◆ Dokumenttext ◆
━━━━━━━━━━━━━━━━━━━━━━━━━━━━━━
Qumran and the Essenes. A Re-Evaluation of the Evidence.

Verlag:

Tübingen: Mohr 1997. XII, 230 S., 8 Taf. gr.8 = Texte und Studien zum Antiken Judentum, 60. Lw. DM 168,-. ISBN 3-16-146719-1.

Rezensent:

Armin Lange

Bei der vorliegenden Arbeit handelt es sich um eine überarbeitete Fassung der von A. D. Crown betreuten und bereits 1994 abgeschlossenen Dissertation der Vfn. Sie sieht die seit E. Sukenik und R. de Vaux von der Mehrheit der Forscher vertretene Interpretation, daß es sich bei den Funden von Qumran um die Reste einer essenischen Siedlung und deren Bibliothek handelt, insbesondere durch die neuveröffentlichten Handschriften aus Höhle 4 hinterfragt und reklamiert daher einen Paradigmenwechsel in der Qumranforschung. Zu diesem Zweck beginnt die Vfn. mit einem Vergleich der antiken Essenerberichte mit den in Qumran gefundenen Texten. Trotz der hohen Bedeutung, die sie den seit Beginn der 90er Jahre veröffentlichten Handschriften zuweist, beschränkt sie sich jedoch im wesentlichen auf schon seit langem bekannte Werke wie 1QS, 1QSa, 1QH, 1QM/4QM, 11QT, CD und einige Pescharim. Von den "neuen" Texten finden lediglich 4QMMT und 4Q448 Beachtung.
━━━━━━━━━━━━━━━━━━━━━━━━━━━━━━
◆ Gesammelte Daten ◆

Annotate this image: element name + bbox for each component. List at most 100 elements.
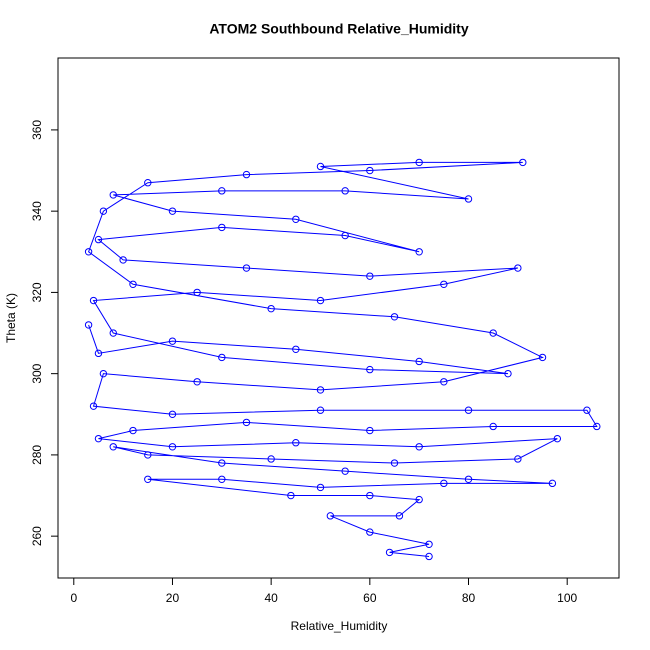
━━━━━━━━━━━━━━━━━━━━━━━━━━━━━━
◆ Schriftliche Aufgabe ◆
Gib an, wer laut der Rezension über Qumran und die Essener die Dissertation der Verfasserin betreut hat.

◆ Vollständige Antwort ◆
Die Dissertation wurde von A. D. Crown betreut.